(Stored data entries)
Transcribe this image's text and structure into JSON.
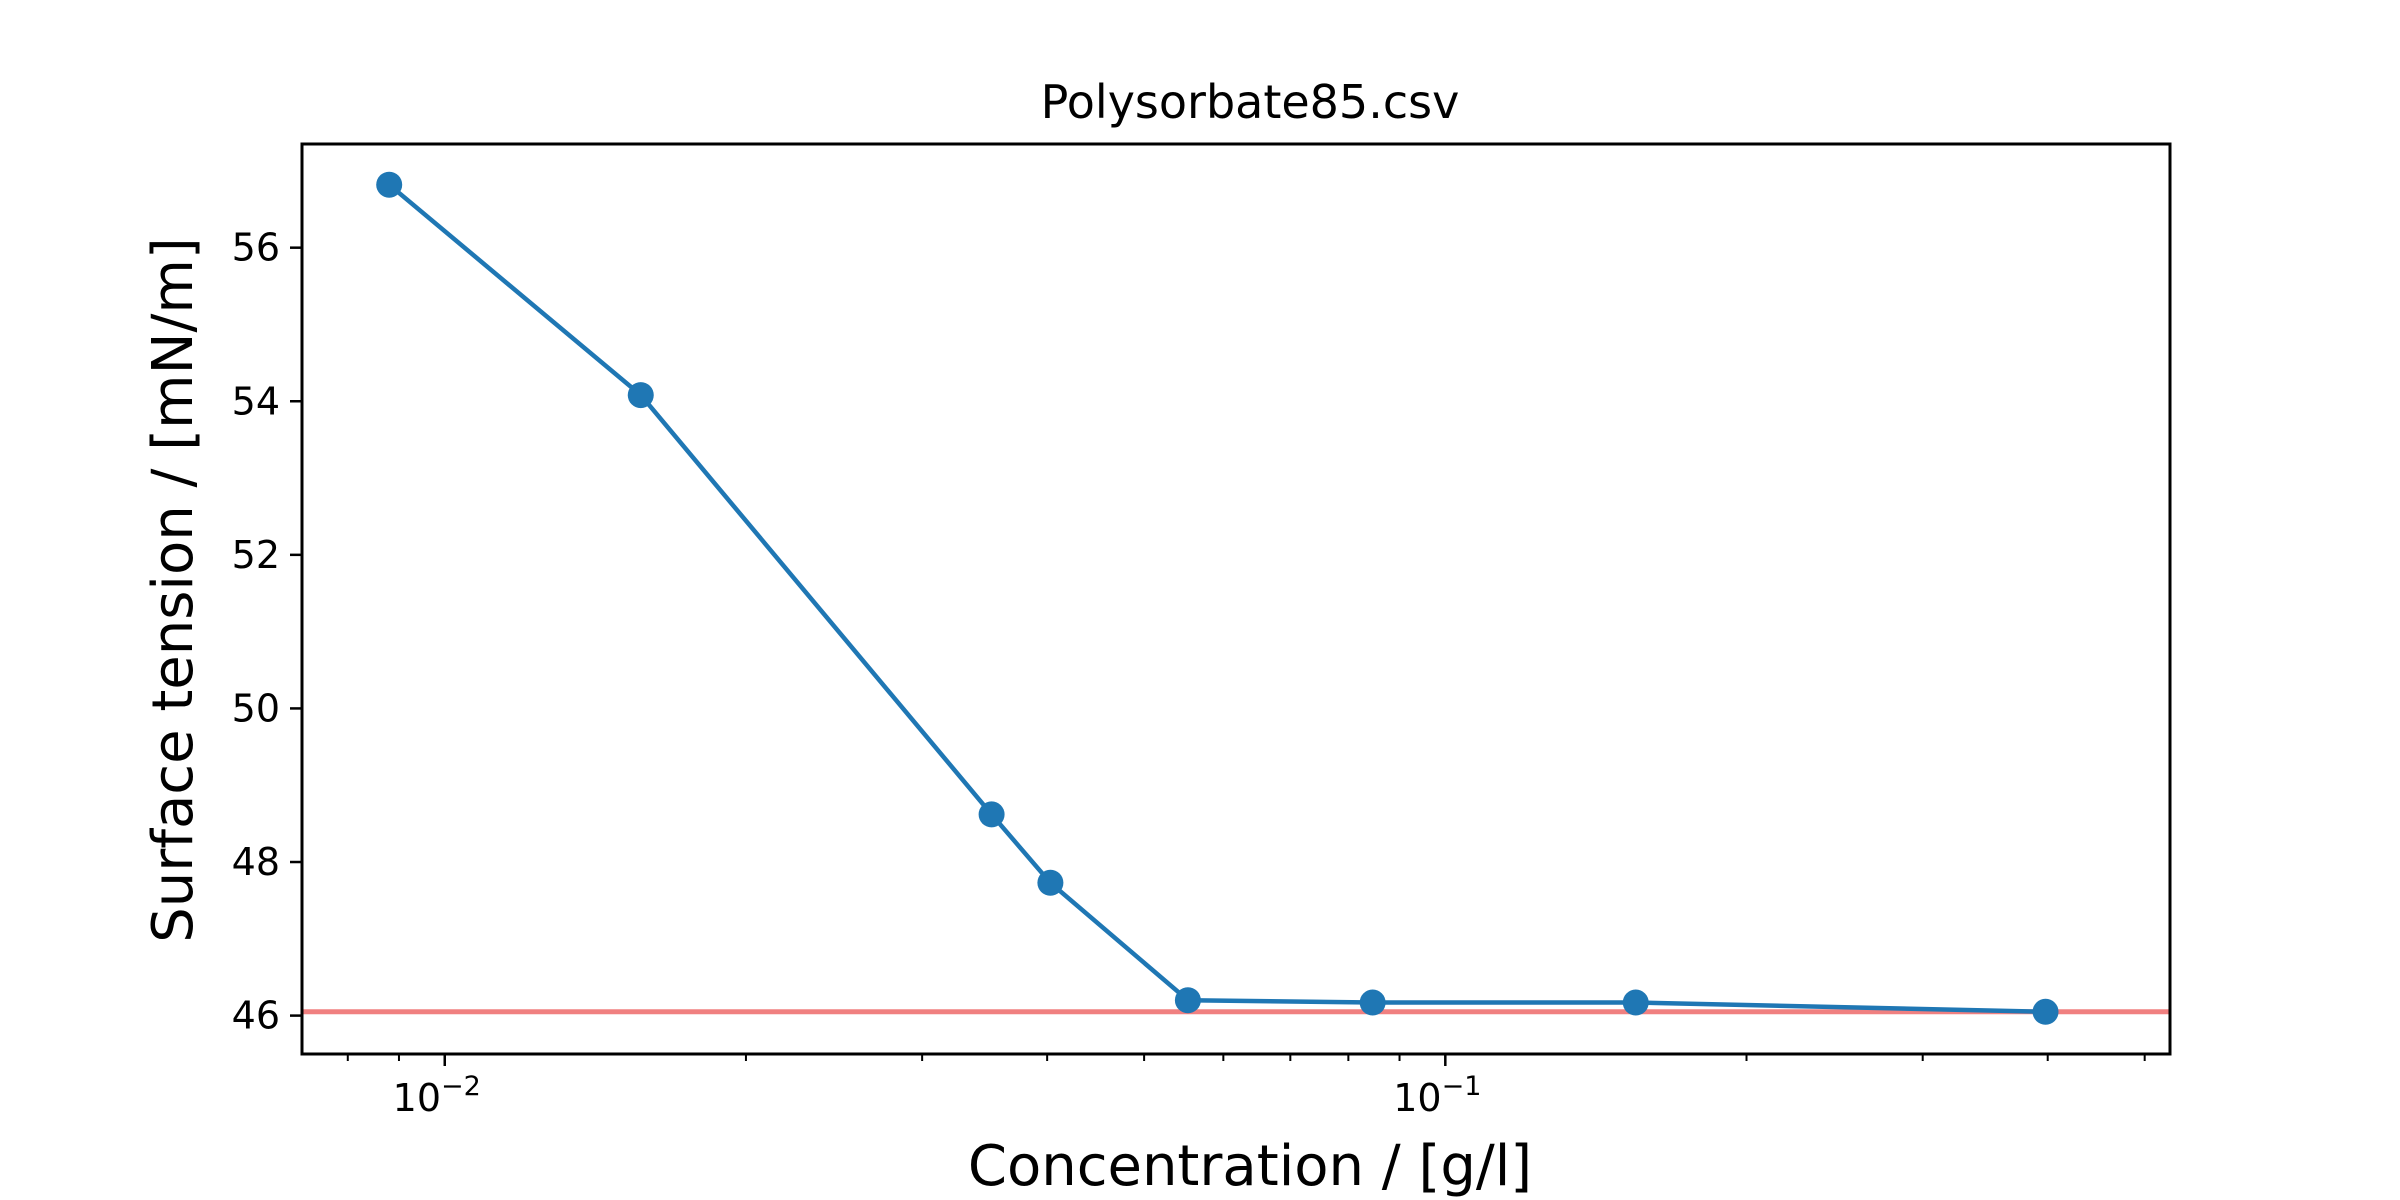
{
  "chart_data": {
    "type": "line",
    "title": "Polysorbate85.csv",
    "xlabel": "Concentration / [g/l]",
    "ylabel": "Surface tension / [mN/m]",
    "x_scale": "log",
    "xlim": [
      0.0072,
      0.53
    ],
    "ylim": [
      45.5,
      57.35
    ],
    "x_ticks_major": [
      {
        "value": 0.01,
        "base": "10",
        "exponent": "−2"
      },
      {
        "value": 0.1,
        "base": "10",
        "exponent": "−1"
      }
    ],
    "y_ticks": [
      "46",
      "48",
      "50",
      "52",
      "54",
      "56"
    ],
    "grid": false,
    "series": [
      {
        "color": "#1f77b4",
        "marker": "circle",
        "x": [
          0.0088,
          0.0157,
          0.0352,
          0.0403,
          0.0553,
          0.0846,
          0.155,
          0.398
        ],
        "y": [
          56.82,
          54.08,
          48.62,
          47.73,
          46.2,
          46.17,
          46.17,
          46.05
        ]
      }
    ],
    "reference_line": {
      "y": 46.05,
      "color": "#f08080"
    }
  }
}
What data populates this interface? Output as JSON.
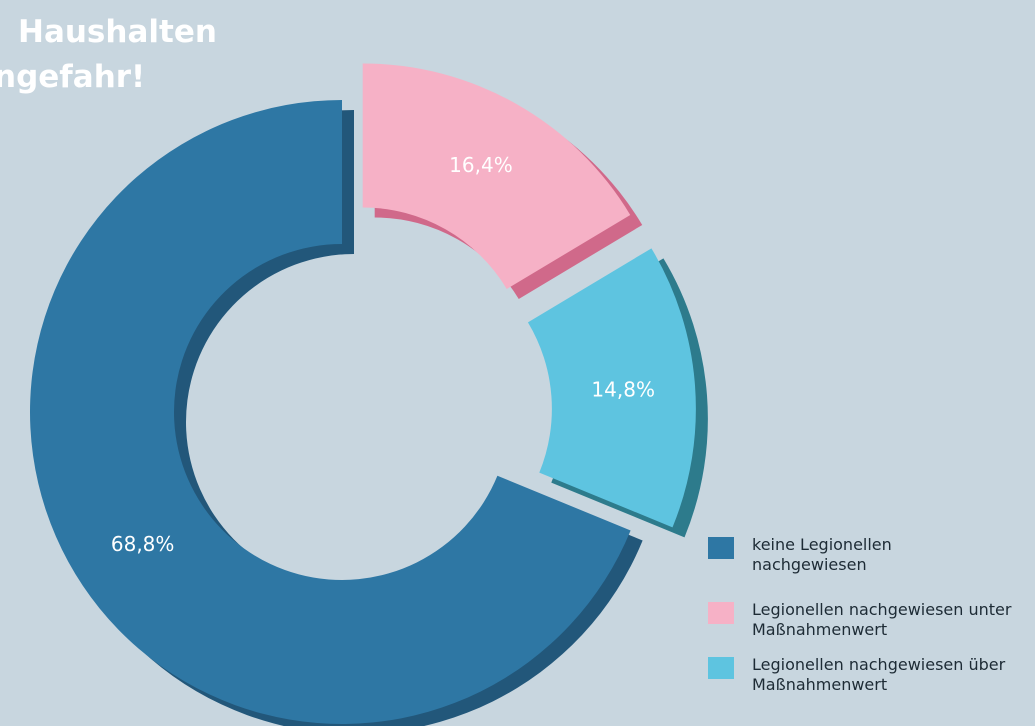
{
  "chart_data": {
    "type": "donut",
    "title_lines": [
      "Haushalten",
      "ngefahr!"
    ],
    "categories": [
      "keine Legionellen nachgewiesen",
      "Legionellen nachgewiesen unter Maßnahmenwert",
      "Legionellen nachgewiesen über Maßnahmenwert"
    ],
    "values": [
      68.8,
      16.4,
      14.8
    ],
    "value_labels": [
      "68,8%",
      "16,4%",
      "14,8%"
    ],
    "colors": [
      "#2e77a4",
      "#f6b1c6",
      "#5ec4e0"
    ],
    "side_colors": [
      "#22577a",
      "#d0698a",
      "#2d7b8c"
    ]
  }
}
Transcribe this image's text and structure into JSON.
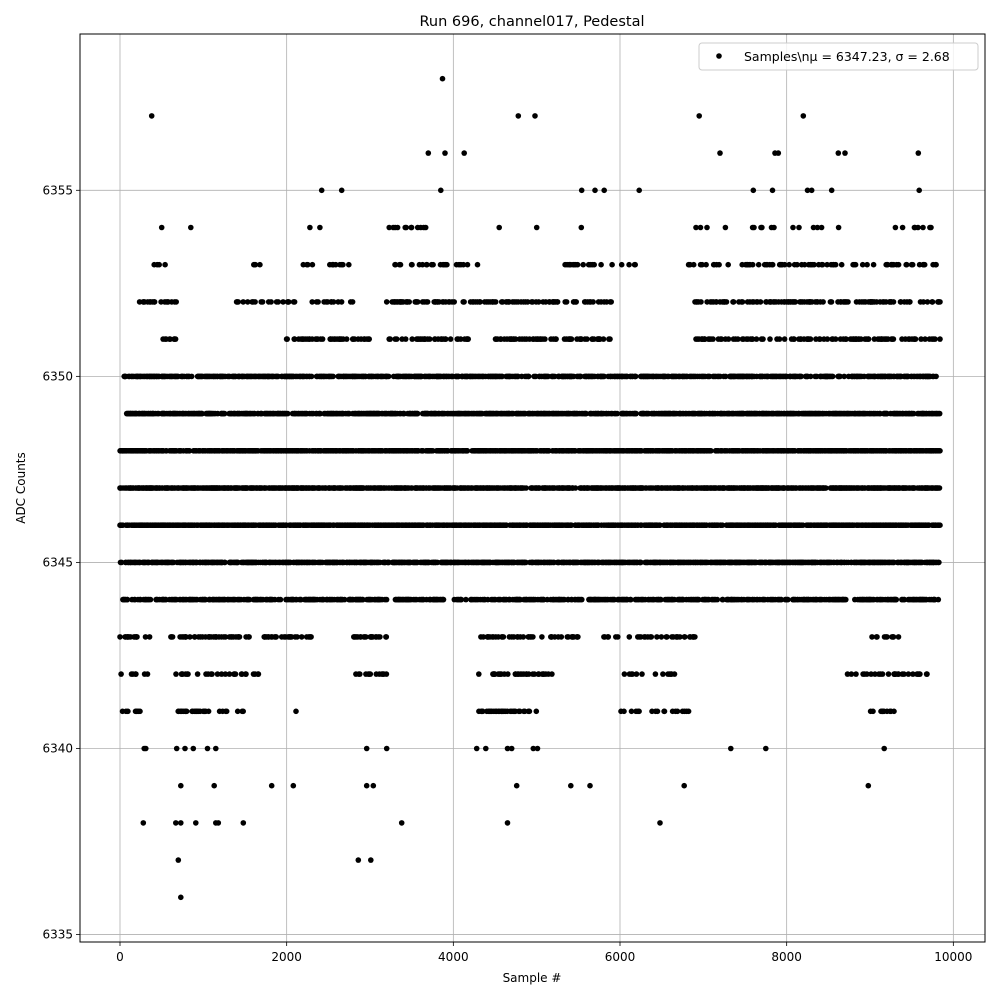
{
  "chart_data": {
    "type": "scatter",
    "title": "Run 696, channel017, Pedestal",
    "xlabel": "Sample #",
    "ylabel": "ADC Counts",
    "xlim": [
      -480,
      10380
    ],
    "ylim": [
      6334.8,
      6359.2
    ],
    "xticks": [
      0,
      2000,
      4000,
      6000,
      8000,
      10000
    ],
    "xtick_labels": [
      "0",
      "2000",
      "4000",
      "6000",
      "8000",
      "10000"
    ],
    "yticks": [
      6335,
      6340,
      6345,
      6350,
      6355
    ],
    "ytick_labels": [
      "6335",
      "6340",
      "6345",
      "6350",
      "6355"
    ],
    "grid": true,
    "legend": {
      "placement": "top-right",
      "entries": [
        {
          "label": "Samples\\nμ = 6347.23, σ = 2.68",
          "marker": "circle",
          "color": "#000000"
        }
      ]
    },
    "series": [
      {
        "name": "Samples\\nμ = 6347.23, σ = 2.68",
        "color": "#000000",
        "marker": "circle",
        "x_range": [
          0,
          9840
        ],
        "n_points": 9840,
        "level_density": [
          {
            "y": 6341,
            "segments": [
              [
                0,
                340
              ],
              [
                650,
                1500
              ],
              [
                2100,
                2150
              ],
              [
                4300,
                5000
              ],
              [
                6000,
                6850
              ],
              [
                9000,
                9300
              ]
            ],
            "density": 0.16
          },
          {
            "y": 6342,
            "segments": [
              [
                0,
                350
              ],
              [
                600,
                1700
              ],
              [
                2800,
                3200
              ],
              [
                4300,
                5200
              ],
              [
                6000,
                6700
              ],
              [
                8700,
                9700
              ]
            ],
            "density": 0.16
          },
          {
            "y": 6343,
            "segments": [
              [
                0,
                400
              ],
              [
                600,
                1600
              ],
              [
                1700,
                2300
              ],
              [
                2800,
                3200
              ],
              [
                4300,
                5500
              ],
              [
                5800,
                6900
              ],
              [
                9000,
                9350
              ]
            ],
            "density": 0.22
          },
          {
            "y": 6344,
            "segments": [
              [
                0,
                3200
              ],
              [
                3300,
                3900
              ],
              [
                4000,
                9840
              ]
            ],
            "density": 0.4
          },
          {
            "y": 6345,
            "segments": [
              [
                0,
                9840
              ]
            ],
            "density": 0.55
          },
          {
            "y": 6346,
            "segments": [
              [
                0,
                9840
              ]
            ],
            "density": 0.6
          },
          {
            "y": 6347,
            "segments": [
              [
                0,
                9840
              ]
            ],
            "density": 0.6
          },
          {
            "y": 6348,
            "segments": [
              [
                0,
                9840
              ]
            ],
            "density": 0.55
          },
          {
            "y": 6349,
            "segments": [
              [
                50,
                9840
              ]
            ],
            "density": 0.5
          },
          {
            "y": 6350,
            "segments": [
              [
                50,
                9840
              ]
            ],
            "density": 0.42
          },
          {
            "y": 6351,
            "segments": [
              [
                500,
                700
              ],
              [
                2000,
                3000
              ],
              [
                3200,
                4200
              ],
              [
                4500,
                5900
              ],
              [
                6900,
                9840
              ]
            ],
            "density": 0.22
          },
          {
            "y": 6352,
            "segments": [
              [
                200,
                700
              ],
              [
                1400,
                2800
              ],
              [
                3200,
                5000
              ],
              [
                5000,
                5900
              ],
              [
                6900,
                9840
              ]
            ],
            "density": 0.22
          },
          {
            "y": 6353,
            "segments": [
              [
                350,
                600
              ],
              [
                1600,
                1700
              ],
              [
                2200,
                2800
              ],
              [
                3300,
                4300
              ],
              [
                5300,
                6200
              ],
              [
                6800,
                9840
              ]
            ],
            "density": 0.14
          },
          {
            "y": 6354,
            "segments": [
              [
                2200,
                2500
              ],
              [
                3200,
                3900
              ],
              [
                5500,
                5800
              ],
              [
                6900,
                8700
              ],
              [
                9300,
                9840
              ]
            ],
            "density": 0.07
          }
        ],
        "sparse_points": [
          [
            380,
            6357
          ],
          [
            3870,
            6358
          ],
          [
            4780,
            6357
          ],
          [
            4980,
            6357
          ],
          [
            6950,
            6357
          ],
          [
            8200,
            6357
          ],
          [
            3700,
            6356
          ],
          [
            3900,
            6356
          ],
          [
            4130,
            6356
          ],
          [
            7200,
            6356
          ],
          [
            7860,
            6356
          ],
          [
            7900,
            6356
          ],
          [
            8620,
            6356
          ],
          [
            8700,
            6356
          ],
          [
            9580,
            6356
          ],
          [
            2420,
            6355
          ],
          [
            2660,
            6355
          ],
          [
            3850,
            6355
          ],
          [
            5540,
            6355
          ],
          [
            5700,
            6355
          ],
          [
            5810,
            6355
          ],
          [
            6230,
            6355
          ],
          [
            7600,
            6355
          ],
          [
            7830,
            6355
          ],
          [
            8250,
            6355
          ],
          [
            8300,
            6355
          ],
          [
            8540,
            6355
          ],
          [
            9590,
            6355
          ],
          [
            500,
            6354
          ],
          [
            850,
            6354
          ],
          [
            4550,
            6354
          ],
          [
            5000,
            6354
          ],
          [
            290,
            6340
          ],
          [
            310,
            6340
          ],
          [
            680,
            6340
          ],
          [
            780,
            6340
          ],
          [
            880,
            6340
          ],
          [
            1050,
            6340
          ],
          [
            1150,
            6340
          ],
          [
            2960,
            6340
          ],
          [
            3200,
            6340
          ],
          [
            4280,
            6340
          ],
          [
            4390,
            6340
          ],
          [
            4650,
            6340
          ],
          [
            4700,
            6340
          ],
          [
            4960,
            6340
          ],
          [
            5010,
            6340
          ],
          [
            7330,
            6340
          ],
          [
            7750,
            6340
          ],
          [
            9170,
            6340
          ],
          [
            730,
            6339
          ],
          [
            1130,
            6339
          ],
          [
            1820,
            6339
          ],
          [
            2080,
            6339
          ],
          [
            2960,
            6339
          ],
          [
            3040,
            6339
          ],
          [
            4760,
            6339
          ],
          [
            5410,
            6339
          ],
          [
            5640,
            6339
          ],
          [
            6770,
            6339
          ],
          [
            8980,
            6339
          ],
          [
            280,
            6338
          ],
          [
            670,
            6338
          ],
          [
            730,
            6338
          ],
          [
            910,
            6338
          ],
          [
            1150,
            6338
          ],
          [
            1180,
            6338
          ],
          [
            1480,
            6338
          ],
          [
            3380,
            6338
          ],
          [
            4650,
            6338
          ],
          [
            6480,
            6338
          ],
          [
            700,
            6337
          ],
          [
            2860,
            6337
          ],
          [
            3010,
            6337
          ],
          [
            730,
            6336
          ]
        ]
      }
    ]
  }
}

REQUIRED WORK: Locate the string "Samples" in the listing above and copy every line where it occurs.

EXERCISE OUTPUT:
          "label": "Samples\\nμ = 6347.23, σ = 2.68",
        "name": "Samples\\nμ = 6347.23, σ = 2.68",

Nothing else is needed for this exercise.